• Task brief:
For the entries that follow, state how many lines include the word "down", giving the number and nothing else.

• Exercise materials:
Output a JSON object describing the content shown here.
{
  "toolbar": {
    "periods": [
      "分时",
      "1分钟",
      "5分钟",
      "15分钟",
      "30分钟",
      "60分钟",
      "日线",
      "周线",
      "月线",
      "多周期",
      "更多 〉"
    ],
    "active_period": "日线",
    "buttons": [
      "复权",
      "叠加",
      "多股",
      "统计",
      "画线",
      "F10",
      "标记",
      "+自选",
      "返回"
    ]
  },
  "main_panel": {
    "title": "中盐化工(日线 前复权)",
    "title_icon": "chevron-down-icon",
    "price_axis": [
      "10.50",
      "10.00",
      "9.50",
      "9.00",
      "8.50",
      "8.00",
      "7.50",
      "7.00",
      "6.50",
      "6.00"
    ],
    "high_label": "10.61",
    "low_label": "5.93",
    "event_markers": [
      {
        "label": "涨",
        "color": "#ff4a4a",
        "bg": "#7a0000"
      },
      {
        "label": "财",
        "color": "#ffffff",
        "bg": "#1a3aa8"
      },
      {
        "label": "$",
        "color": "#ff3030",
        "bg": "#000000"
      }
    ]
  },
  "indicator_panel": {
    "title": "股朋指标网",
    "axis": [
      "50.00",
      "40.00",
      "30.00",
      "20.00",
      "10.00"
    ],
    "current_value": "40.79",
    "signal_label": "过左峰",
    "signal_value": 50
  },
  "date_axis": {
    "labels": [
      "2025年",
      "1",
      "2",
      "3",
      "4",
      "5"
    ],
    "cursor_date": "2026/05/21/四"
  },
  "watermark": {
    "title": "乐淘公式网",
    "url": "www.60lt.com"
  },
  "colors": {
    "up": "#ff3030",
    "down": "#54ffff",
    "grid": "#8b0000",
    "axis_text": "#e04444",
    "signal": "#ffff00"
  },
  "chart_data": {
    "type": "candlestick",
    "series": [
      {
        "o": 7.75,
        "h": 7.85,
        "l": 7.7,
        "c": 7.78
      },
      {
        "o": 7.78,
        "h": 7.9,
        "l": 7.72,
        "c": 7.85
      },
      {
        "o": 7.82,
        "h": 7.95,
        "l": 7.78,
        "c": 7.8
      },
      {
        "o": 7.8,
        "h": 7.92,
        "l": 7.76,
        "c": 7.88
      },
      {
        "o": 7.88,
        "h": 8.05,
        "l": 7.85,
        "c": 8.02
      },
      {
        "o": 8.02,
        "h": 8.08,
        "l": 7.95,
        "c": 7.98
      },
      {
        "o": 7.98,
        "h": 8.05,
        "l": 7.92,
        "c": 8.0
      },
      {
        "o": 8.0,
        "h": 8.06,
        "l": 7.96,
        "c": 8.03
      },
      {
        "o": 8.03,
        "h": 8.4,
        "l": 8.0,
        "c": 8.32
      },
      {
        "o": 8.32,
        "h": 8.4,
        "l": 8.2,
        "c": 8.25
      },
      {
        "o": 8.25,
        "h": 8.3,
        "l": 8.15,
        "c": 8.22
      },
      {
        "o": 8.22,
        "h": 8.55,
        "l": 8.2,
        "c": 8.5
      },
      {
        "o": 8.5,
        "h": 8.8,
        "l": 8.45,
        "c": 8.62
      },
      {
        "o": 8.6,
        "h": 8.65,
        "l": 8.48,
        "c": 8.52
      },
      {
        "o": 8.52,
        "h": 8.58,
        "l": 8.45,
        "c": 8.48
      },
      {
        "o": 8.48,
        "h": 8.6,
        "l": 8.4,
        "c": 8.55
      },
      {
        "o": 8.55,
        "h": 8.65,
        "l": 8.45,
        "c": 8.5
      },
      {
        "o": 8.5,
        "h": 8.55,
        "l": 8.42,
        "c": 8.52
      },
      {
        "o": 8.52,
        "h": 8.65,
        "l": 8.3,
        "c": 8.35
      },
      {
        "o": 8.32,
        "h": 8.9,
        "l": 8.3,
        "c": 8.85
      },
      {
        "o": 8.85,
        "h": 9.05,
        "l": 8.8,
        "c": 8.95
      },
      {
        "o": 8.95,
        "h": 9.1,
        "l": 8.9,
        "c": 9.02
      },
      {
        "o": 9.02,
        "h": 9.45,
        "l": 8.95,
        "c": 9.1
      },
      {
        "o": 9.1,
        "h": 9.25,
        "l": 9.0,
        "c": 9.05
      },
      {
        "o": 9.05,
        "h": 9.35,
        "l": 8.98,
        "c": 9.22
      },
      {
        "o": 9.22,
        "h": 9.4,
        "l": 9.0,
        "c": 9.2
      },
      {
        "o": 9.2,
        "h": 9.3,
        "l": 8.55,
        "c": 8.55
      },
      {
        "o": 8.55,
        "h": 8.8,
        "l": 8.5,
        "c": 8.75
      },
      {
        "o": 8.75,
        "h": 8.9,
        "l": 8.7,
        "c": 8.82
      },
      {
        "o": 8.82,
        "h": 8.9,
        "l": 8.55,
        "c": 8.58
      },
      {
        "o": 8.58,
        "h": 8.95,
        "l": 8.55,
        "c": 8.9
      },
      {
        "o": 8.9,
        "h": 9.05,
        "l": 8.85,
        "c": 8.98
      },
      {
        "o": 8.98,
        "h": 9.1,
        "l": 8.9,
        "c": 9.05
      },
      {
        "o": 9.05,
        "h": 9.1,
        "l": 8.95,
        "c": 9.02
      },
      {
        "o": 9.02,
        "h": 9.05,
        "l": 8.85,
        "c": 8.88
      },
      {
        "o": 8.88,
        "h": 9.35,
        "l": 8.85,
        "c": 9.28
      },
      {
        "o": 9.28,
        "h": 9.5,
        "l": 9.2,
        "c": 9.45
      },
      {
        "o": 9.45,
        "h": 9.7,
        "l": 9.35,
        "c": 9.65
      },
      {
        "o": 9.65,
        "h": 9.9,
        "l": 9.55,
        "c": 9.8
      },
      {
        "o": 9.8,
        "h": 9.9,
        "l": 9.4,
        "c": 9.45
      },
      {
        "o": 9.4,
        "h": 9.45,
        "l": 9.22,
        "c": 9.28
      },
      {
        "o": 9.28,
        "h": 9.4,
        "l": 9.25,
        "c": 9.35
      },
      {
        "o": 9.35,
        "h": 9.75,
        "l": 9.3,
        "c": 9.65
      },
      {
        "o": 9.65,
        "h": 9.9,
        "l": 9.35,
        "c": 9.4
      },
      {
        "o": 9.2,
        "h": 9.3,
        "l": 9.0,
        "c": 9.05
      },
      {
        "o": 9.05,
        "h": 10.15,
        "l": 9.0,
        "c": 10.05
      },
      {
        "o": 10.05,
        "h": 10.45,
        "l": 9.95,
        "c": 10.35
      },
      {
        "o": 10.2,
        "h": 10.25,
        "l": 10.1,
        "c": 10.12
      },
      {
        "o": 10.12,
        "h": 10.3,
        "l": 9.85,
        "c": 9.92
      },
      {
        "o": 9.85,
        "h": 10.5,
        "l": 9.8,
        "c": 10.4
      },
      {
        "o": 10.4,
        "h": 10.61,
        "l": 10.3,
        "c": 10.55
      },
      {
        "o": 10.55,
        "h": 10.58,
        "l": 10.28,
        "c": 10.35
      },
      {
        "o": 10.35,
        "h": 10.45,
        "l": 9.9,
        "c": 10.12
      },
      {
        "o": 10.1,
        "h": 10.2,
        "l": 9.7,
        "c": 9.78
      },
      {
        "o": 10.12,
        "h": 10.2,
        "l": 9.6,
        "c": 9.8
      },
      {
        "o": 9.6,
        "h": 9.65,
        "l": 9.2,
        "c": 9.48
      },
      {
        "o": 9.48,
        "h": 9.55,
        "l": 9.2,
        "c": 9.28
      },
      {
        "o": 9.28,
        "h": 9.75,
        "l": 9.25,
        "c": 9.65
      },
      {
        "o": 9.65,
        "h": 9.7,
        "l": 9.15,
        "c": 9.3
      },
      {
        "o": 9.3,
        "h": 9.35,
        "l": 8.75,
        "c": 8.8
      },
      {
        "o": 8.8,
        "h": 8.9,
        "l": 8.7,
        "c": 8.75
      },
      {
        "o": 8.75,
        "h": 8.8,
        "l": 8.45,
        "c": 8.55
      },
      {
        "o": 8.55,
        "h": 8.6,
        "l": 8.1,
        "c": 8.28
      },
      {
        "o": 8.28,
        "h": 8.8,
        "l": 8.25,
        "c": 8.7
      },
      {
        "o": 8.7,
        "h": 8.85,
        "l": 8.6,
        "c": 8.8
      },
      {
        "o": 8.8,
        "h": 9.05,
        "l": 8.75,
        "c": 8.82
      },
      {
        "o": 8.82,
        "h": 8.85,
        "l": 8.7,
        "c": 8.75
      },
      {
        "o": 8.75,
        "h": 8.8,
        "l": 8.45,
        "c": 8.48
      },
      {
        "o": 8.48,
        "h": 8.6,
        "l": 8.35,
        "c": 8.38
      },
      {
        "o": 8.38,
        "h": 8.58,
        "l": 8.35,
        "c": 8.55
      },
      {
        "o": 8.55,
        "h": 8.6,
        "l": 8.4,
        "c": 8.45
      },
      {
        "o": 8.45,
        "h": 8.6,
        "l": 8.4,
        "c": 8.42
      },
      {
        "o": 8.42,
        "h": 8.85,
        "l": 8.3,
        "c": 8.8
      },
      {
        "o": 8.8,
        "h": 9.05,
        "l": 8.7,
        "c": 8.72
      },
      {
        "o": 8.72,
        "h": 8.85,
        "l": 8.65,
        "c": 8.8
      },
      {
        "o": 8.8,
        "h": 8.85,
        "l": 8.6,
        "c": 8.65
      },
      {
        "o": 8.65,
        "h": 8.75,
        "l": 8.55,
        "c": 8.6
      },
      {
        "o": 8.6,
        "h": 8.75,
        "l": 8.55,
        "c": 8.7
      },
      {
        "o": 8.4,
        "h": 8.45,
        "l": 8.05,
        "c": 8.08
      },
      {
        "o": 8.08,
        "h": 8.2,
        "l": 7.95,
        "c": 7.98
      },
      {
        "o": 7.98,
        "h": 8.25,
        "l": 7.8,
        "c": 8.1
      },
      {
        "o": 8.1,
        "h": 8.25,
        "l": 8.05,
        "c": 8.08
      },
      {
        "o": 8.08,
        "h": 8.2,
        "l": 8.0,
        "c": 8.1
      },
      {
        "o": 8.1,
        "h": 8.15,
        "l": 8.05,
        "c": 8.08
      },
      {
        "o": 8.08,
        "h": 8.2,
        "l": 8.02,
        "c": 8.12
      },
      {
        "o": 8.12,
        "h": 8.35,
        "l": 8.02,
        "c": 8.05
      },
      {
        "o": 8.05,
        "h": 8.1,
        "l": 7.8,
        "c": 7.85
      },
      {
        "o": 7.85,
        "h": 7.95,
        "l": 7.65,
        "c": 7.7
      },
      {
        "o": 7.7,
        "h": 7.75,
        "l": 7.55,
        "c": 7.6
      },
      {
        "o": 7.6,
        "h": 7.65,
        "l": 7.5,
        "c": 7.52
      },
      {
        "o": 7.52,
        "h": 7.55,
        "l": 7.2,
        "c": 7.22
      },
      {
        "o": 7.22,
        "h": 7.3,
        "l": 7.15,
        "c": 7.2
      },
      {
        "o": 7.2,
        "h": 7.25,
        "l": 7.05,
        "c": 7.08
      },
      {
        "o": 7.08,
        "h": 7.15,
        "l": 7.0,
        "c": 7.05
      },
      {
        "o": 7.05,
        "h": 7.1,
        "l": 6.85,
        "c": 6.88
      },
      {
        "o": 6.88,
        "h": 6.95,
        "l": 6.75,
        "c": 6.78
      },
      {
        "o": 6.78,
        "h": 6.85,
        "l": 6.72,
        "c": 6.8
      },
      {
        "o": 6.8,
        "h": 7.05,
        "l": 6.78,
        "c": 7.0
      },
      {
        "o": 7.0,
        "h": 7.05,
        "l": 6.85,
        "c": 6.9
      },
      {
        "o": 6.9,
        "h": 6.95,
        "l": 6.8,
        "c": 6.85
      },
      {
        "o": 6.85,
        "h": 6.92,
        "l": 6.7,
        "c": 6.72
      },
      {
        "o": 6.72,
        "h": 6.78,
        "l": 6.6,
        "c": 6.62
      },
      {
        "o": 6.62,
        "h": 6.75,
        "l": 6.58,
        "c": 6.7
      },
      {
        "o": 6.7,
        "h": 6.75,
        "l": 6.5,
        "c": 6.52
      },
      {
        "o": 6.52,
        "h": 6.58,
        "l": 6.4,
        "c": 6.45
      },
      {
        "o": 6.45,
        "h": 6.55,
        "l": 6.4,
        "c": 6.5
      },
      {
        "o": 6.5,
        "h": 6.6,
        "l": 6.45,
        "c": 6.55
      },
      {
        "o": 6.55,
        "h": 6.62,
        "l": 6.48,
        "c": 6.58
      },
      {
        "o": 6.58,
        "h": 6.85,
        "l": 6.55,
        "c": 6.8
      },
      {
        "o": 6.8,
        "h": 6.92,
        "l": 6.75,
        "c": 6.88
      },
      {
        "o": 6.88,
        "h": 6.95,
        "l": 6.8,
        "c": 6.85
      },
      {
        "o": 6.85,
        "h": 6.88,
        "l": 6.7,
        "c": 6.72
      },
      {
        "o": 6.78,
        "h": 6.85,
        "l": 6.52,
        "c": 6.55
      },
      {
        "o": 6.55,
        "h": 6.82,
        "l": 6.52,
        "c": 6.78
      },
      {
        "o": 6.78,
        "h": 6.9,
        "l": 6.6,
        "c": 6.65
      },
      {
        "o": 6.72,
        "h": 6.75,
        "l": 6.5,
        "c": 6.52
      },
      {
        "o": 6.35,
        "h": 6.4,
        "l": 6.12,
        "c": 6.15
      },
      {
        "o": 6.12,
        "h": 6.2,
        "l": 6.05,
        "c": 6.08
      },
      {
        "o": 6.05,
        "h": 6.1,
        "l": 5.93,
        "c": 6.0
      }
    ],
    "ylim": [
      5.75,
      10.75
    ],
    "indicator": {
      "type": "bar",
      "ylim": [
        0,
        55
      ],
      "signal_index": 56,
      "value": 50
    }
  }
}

• Written solution:
2